## [Task set]
**a.** In the FAQ about pastured hens, how many pastures surround each barn, and how large is each one?
**b.** Continue the FAQ about pastured hens from the point where it stops.

## [Reading text]

/---

What does "pastured hens" mean? Does it mean the eggs are pasteurized?
No, our eggs are not pasteurized. "Pastured hens" means that our hens are running out on pastures of grass every day. On our farm, we have what we call "rotational pastures" around each of our barns. During the grazing season, we open up a barn to one pasture for awhile, and then we close that one off when it is grazed down a bit, and open another door on another side of the barn to another pasture. Each barn has between 3 and 4 pastures of grass around it, each over an acre in size to allow a grazed pasture to recover and regrow, while allowing the chickens to always have a fresh grassy pasture, complete with those delicious insects (at least to a chicken) to "graze." This also keeps down destructive parasites as the chickens are constantly being moved to a fresh pasture, while the sunshine is allowed to purify the used site. Now, keep in mind this is Montana, so while the chickens are still running around outside all the time, there are times of the year that the pastures are snow covered and the grass is not green. It's another time of year that "purifies" those areas with extremely cold temperatures.
Why do the eggs in a Large or an Extra Large carton seem to vary in size from time to time?

\---

## [Information shown]
/---

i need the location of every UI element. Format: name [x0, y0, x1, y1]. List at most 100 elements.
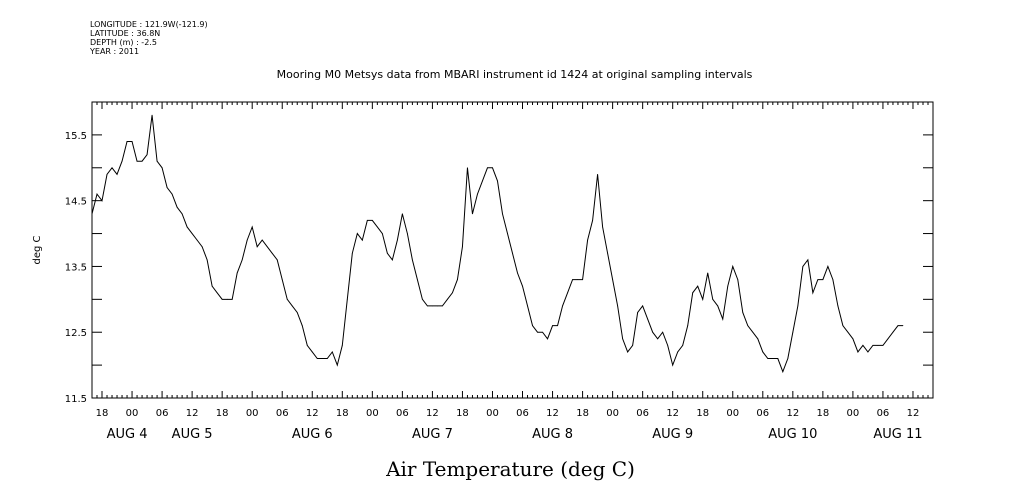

\---

## [Results of the exercise]
**a.** Each barn has between 3 and 4 pastures, each over an acre in size.

**b.**
Eggs are sized by weight, not by dimensions. When layers are young, their eggs can grade a large even when they appear smaller than they should be partly because their eggs are denser. When we get this question, we always recommend that a person empty out all the eggs from their carton, weigh the carton, and put all the eggs back in. Then re-weigh, subtracting the weight of the carton. Large eggs should weigh at least 24 oz. per dozen, while extra large eggs should weigh at least 27 oz. per dozen. Typically, we put larger eggs in our cartons than the minimums, and we never have sold light weight eggs. As the layers get beyond their initial beginning, we often have large eggs weighing beyond the minimum extra large requirements. When we are sorting eggs each day, we also will put any egg in an extra large carton that will fit and the carton will still safely close. Many of those eggs will weigh out at the Jumbo size, but we just put them in the extra large cartons. The egg inspector always says that it's alright to give people more than their money's worth, but his/her inspections are to verify that the customer is never short changed. Recipes that call for a certain size egg are almost always improved by using just a little more.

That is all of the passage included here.